■ Requirements ■
Repeat every line below exactly, word for word.

■ Given entries ■

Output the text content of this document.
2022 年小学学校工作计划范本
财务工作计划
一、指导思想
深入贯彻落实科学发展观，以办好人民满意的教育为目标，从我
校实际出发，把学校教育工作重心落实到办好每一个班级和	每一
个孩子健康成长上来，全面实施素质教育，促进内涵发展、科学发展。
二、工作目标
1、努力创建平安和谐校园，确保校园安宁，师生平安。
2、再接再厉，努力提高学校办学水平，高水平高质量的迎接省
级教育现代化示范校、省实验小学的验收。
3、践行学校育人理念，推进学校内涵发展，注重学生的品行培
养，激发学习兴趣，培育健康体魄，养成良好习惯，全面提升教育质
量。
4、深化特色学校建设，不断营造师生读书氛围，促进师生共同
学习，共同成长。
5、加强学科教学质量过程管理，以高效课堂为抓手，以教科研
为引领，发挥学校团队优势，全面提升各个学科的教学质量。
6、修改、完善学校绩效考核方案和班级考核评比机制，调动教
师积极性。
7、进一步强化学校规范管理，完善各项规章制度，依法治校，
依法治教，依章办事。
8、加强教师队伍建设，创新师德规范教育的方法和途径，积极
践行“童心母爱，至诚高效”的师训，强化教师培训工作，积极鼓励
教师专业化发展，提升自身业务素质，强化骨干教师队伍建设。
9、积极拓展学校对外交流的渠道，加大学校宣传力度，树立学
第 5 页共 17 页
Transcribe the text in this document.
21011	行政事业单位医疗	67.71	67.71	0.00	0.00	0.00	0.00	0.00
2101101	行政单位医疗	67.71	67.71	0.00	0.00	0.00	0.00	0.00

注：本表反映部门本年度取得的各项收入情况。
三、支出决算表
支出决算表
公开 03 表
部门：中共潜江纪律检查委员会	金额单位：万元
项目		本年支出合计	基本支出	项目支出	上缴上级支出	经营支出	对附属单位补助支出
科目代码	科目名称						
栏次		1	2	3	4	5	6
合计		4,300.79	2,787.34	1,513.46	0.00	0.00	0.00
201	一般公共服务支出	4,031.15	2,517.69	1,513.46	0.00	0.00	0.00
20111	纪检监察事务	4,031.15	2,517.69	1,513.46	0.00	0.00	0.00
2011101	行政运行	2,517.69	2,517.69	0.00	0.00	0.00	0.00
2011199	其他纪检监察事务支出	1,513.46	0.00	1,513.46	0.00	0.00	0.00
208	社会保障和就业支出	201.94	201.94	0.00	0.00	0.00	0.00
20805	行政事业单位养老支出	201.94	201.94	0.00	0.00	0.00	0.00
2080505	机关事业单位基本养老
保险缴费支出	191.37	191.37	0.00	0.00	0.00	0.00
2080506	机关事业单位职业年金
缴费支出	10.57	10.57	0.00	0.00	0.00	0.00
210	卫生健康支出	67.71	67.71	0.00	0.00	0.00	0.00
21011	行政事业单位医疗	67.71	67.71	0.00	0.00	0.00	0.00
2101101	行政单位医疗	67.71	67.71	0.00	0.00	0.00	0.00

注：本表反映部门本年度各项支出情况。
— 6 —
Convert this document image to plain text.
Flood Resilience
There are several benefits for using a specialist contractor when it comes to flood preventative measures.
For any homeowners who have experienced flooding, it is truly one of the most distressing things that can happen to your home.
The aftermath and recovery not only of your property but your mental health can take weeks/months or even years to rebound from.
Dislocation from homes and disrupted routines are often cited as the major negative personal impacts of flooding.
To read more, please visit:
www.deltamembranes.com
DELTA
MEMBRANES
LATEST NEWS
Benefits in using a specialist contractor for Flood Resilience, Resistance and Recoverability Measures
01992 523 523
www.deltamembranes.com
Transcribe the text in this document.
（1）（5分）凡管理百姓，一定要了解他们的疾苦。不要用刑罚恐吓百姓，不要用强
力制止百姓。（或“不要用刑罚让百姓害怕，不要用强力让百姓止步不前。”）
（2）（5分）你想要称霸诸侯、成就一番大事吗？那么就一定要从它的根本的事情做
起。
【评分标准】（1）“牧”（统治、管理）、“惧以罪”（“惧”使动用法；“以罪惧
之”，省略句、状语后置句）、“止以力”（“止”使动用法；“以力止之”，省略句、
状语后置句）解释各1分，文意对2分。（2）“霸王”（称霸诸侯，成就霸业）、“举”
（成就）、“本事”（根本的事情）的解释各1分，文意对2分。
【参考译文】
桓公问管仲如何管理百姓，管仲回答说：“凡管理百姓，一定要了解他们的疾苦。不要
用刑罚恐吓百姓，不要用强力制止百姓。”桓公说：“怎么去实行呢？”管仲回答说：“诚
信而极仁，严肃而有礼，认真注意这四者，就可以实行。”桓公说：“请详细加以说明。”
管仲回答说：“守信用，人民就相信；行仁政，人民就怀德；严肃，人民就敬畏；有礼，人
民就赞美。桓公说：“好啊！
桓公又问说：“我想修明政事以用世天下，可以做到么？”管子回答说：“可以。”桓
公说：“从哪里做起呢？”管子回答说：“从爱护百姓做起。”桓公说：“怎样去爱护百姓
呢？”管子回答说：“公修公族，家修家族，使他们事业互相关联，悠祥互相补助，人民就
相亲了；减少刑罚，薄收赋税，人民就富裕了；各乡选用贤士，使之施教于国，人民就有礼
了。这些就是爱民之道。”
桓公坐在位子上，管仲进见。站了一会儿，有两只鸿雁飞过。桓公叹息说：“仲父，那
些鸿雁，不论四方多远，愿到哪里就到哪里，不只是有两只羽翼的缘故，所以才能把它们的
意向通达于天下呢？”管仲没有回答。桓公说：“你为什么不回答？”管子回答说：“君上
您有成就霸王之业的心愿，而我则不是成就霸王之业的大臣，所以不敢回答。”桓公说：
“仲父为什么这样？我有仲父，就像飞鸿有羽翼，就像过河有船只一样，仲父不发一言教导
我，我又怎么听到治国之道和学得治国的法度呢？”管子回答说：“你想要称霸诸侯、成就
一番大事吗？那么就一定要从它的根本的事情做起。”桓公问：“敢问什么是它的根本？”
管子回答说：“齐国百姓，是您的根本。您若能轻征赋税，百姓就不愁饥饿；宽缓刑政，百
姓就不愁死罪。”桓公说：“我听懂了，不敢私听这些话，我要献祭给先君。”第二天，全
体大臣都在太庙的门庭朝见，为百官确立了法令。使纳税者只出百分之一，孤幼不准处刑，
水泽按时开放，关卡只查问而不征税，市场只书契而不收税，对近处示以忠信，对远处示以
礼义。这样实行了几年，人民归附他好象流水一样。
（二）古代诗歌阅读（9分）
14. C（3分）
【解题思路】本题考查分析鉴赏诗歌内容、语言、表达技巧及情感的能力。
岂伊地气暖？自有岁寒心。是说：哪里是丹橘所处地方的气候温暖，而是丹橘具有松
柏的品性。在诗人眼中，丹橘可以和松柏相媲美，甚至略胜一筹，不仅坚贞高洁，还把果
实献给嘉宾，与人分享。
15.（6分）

■ Solution to this task ■
Output the text content of this document.
2022 年小学学校工作计划范本
财务工作计划
一、指导思想
深入贯彻落实科学发展观，以办好人民满意的教育为目标，从我
校实际出发，把学校教育工作重心落实到办好每一个班级和	每一
个孩子健康成长上来，全面实施素质教育，促进内涵发展、科学发展。
二、工作目标
1、努力创建平安和谐校园，确保校园安宁，师生平安。
2、再接再厉，努力提高学校办学水平，高水平高质量的迎接省
级教育现代化示范校、省实验小学的验收。
3、践行学校育人理念，推进学校内涵发展，注重学生的品行培
养，激发学习兴趣，培育健康体魄，养成良好习惯，全面提升教育质
量。
4、深化特色学校建设，不断营造师生读书氛围，促进师生共同
学习，共同成长。
5、加强学科教学质量过程管理，以高效课堂为抓手，以教科研
为引领，发挥学校团队优势，全面提升各个学科的教学质量。
6、修改、完善学校绩效考核方案和班级考核评比机制，调动教
师积极性。
7、进一步强化学校规范管理，完善各项规章制度，依法治校，
依法治教，依章办事。
8、加强教师队伍建设，创新师德规范教育的方法和途径，积极
践行“童心母爱，至诚高效”的师训，强化教师培训工作，积极鼓励
教师专业化发展，提升自身业务素质，强化骨干教师队伍建设。
9、积极拓展学校对外交流的渠道，加大学校宣传力度，树立学
第 5 页共 17 页
Transcribe the text in this document.
21011	行政事业单位医疗	67.71	67.71	0.00	0.00	0.00	0.00	0.00
2101101	行政单位医疗	67.71	67.71	0.00	0.00	0.00	0.00	0.00

注：本表反映部门本年度取得的各项收入情况。
三、支出决算表
支出决算表
公开 03 表
部门：中共潜江纪律检查委员会	金额单位：万元
项目		本年支出合计	基本支出	项目支出	上缴上级支出	经营支出	对附属单位补助支出
科目代码	科目名称						
栏次		1	2	3	4	5	6
合计		4,300.79	2,787.34	1,513.46	0.00	0.00	0.00
201	一般公共服务支出	4,031.15	2,517.69	1,513.46	0.00	0.00	0.00
20111	纪检监察事务	4,031.15	2,517.69	1,513.46	0.00	0.00	0.00
2011101	行政运行	2,517.69	2,517.69	0.00	0.00	0.00	0.00
2011199	其他纪检监察事务支出	1,513.46	0.00	1,513.46	0.00	0.00	0.00
208	社会保障和就业支出	201.94	201.94	0.00	0.00	0.00	0.00
20805	行政事业单位养老支出	201.94	201.94	0.00	0.00	0.00	0.00
2080505	机关事业单位基本养老
保险缴费支出	191.37	191.37	0.00	0.00	0.00	0.00
2080506	机关事业单位职业年金
缴费支出	10.57	10.57	0.00	0.00	0.00	0.00
210	卫生健康支出	67.71	67.71	0.00	0.00	0.00	0.00
21011	行政事业单位医疗	67.71	67.71	0.00	0.00	0.00	0.00
2101101	行政单位医疗	67.71	67.71	0.00	0.00	0.00	0.00

注：本表反映部门本年度各项支出情况。
— 6 —
Convert this document image to plain text.
Flood Resilience
There are several benefits for using a specialist contractor when it comes to flood preventative measures.
For any homeowners who have experienced flooding, it is truly one of the most distressing things that can happen to your home.
The aftermath and recovery not only of your property but your mental health can take weeks/months or even years to rebound from.
Dislocation from homes and disrupted routines are often cited as the major negative personal impacts of flooding.
To read more, please visit:
www.deltamembranes.com
DELTA
MEMBRANES
LATEST NEWS
Benefits in using a specialist contractor for Flood Resilience, Resistance and Recoverability Measures
01992 523 523
www.deltamembranes.com
Transcribe the text in this document.
（1）（5分）凡管理百姓，一定要了解他们的疾苦。不要用刑罚恐吓百姓，不要用强
力制止百姓。（或“不要用刑罚让百姓害怕，不要用强力让百姓止步不前。”）
（2）（5分）你想要称霸诸侯、成就一番大事吗？那么就一定要从它的根本的事情做
起。
【评分标准】（1）“牧”（统治、管理）、“惧以罪”（“惧”使动用法；“以罪惧
之”，省略句、状语后置句）、“止以力”（“止”使动用法；“以力止之”，省略句、
状语后置句）解释各1分，文意对2分。（2）“霸王”（称霸诸侯，成就霸业）、“举”
（成就）、“本事”（根本的事情）的解释各1分，文意对2分。
【参考译文】
桓公问管仲如何管理百姓，管仲回答说：“凡管理百姓，一定要了解他们的疾苦。不要
用刑罚恐吓百姓，不要用强力制止百姓。”桓公说：“怎么去实行呢？”管仲回答说：“诚
信而极仁，严肃而有礼，认真注意这四者，就可以实行。”桓公说：“请详细加以说明。”
管仲回答说：“守信用，人民就相信；行仁政，人民就怀德；严肃，人民就敬畏；有礼，人
民就赞美。桓公说：“好啊！
桓公又问说：“我想修明政事以用世天下，可以做到么？”管子回答说：“可以。”桓
公说：“从哪里做起呢？”管子回答说：“从爱护百姓做起。”桓公说：“怎样去爱护百姓
呢？”管子回答说：“公修公族，家修家族，使他们事业互相关联，悠祥互相补助，人民就
相亲了；减少刑罚，薄收赋税，人民就富裕了；各乡选用贤士，使之施教于国，人民就有礼
了。这些就是爱民之道。”
桓公坐在位子上，管仲进见。站了一会儿，有两只鸿雁飞过。桓公叹息说：“仲父，那
些鸿雁，不论四方多远，愿到哪里就到哪里，不只是有两只羽翼的缘故，所以才能把它们的
意向通达于天下呢？”管仲没有回答。桓公说：“你为什么不回答？”管子回答说：“君上
您有成就霸王之业的心愿，而我则不是成就霸王之业的大臣，所以不敢回答。”桓公说：
“仲父为什么这样？我有仲父，就像飞鸿有羽翼，就像过河有船只一样，仲父不发一言教导
我，我又怎么听到治国之道和学得治国的法度呢？”管子回答说：“你想要称霸诸侯、成就
一番大事吗？那么就一定要从它的根本的事情做起。”桓公问：“敢问什么是它的根本？”
管子回答说：“齐国百姓，是您的根本。您若能轻征赋税，百姓就不愁饥饿；宽缓刑政，百
姓就不愁死罪。”桓公说：“我听懂了，不敢私听这些话，我要献祭给先君。”第二天，全
体大臣都在太庙的门庭朝见，为百官确立了法令。使纳税者只出百分之一，孤幼不准处刑，
水泽按时开放，关卡只查问而不征税，市场只书契而不收税，对近处示以忠信，对远处示以
礼义。这样实行了几年，人民归附他好象流水一样。
（二）古代诗歌阅读（9分）
14. C（3分）
【解题思路】本题考查分析鉴赏诗歌内容、语言、表达技巧及情感的能力。
岂伊地气暖？自有岁寒心。是说：哪里是丹橘所处地方的气候温暖，而是丹橘具有松
柏的品性。在诗人眼中，丹橘可以和松柏相媲美，甚至略胜一筹，不仅坚贞高洁，还把果
实献给嘉宾，与人分享。
15.（6分）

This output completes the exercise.